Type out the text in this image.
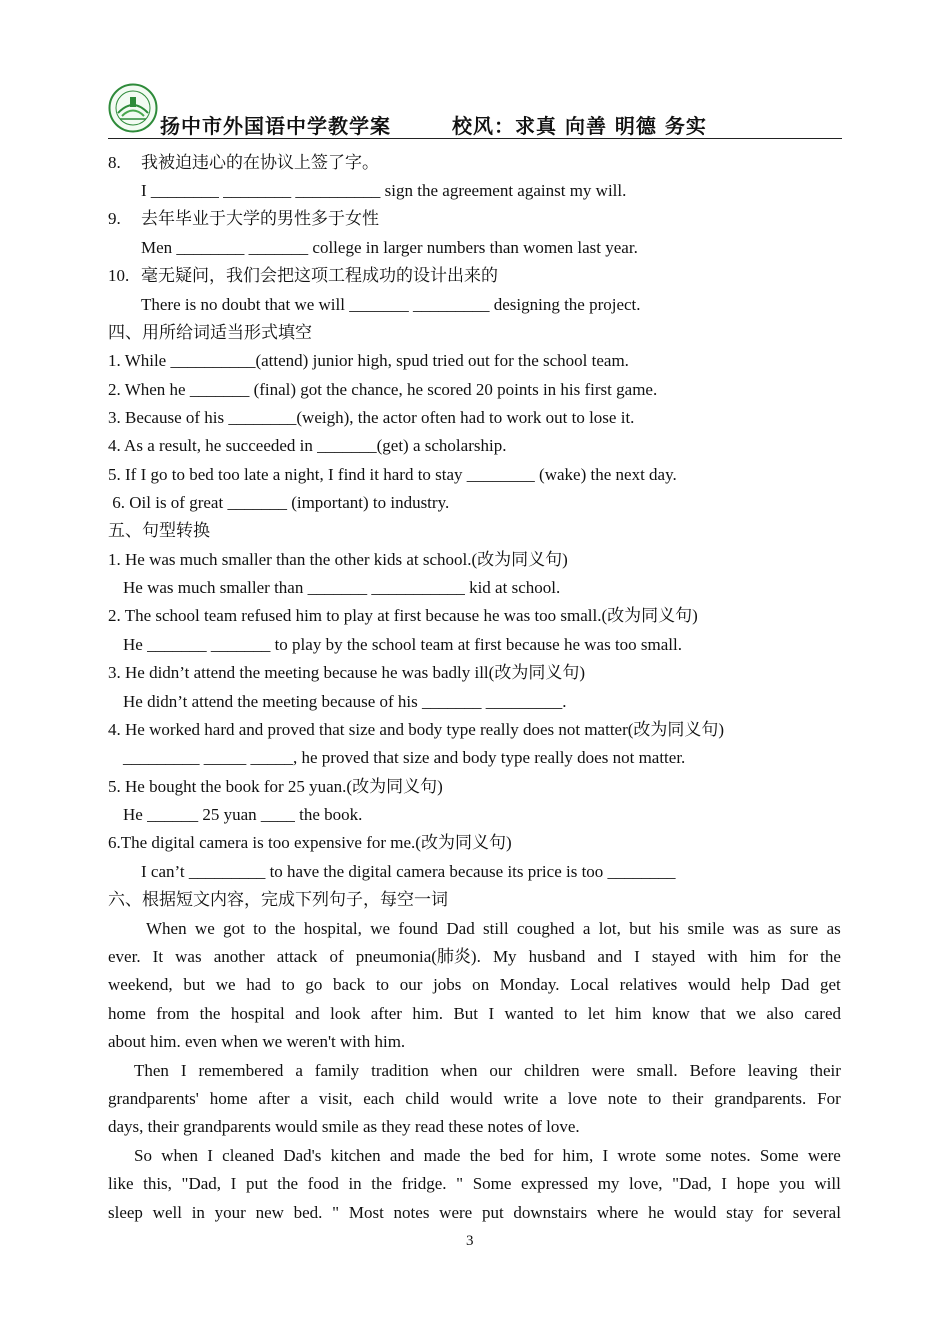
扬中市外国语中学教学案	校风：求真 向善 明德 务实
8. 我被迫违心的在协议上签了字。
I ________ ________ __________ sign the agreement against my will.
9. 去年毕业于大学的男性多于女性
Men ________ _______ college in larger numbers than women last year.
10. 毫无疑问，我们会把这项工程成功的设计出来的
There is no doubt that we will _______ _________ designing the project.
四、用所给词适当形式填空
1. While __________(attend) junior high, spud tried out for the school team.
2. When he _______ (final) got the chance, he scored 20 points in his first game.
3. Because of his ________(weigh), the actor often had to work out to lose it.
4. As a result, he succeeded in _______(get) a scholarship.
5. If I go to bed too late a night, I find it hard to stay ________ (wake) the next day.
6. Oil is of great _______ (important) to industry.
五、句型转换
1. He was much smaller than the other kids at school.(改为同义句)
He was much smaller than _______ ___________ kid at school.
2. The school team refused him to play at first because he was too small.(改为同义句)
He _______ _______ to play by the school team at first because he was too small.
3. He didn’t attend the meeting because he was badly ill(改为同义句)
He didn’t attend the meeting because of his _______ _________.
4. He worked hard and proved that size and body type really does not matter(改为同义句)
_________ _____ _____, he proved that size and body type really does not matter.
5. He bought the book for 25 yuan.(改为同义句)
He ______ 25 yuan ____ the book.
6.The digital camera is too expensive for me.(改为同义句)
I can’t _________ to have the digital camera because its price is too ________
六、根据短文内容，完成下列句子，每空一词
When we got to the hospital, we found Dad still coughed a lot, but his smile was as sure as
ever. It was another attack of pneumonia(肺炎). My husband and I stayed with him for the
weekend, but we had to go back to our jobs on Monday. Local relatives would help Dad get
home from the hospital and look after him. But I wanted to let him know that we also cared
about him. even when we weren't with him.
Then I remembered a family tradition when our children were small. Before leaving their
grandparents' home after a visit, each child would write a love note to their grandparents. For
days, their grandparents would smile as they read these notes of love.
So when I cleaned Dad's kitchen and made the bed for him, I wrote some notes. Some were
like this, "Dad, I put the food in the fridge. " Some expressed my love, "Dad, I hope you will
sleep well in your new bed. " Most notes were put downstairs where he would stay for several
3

◆ **Written request**: For the records above, state how many lines include the string "body", giving the number and nothing else.

◆ **The output**: 2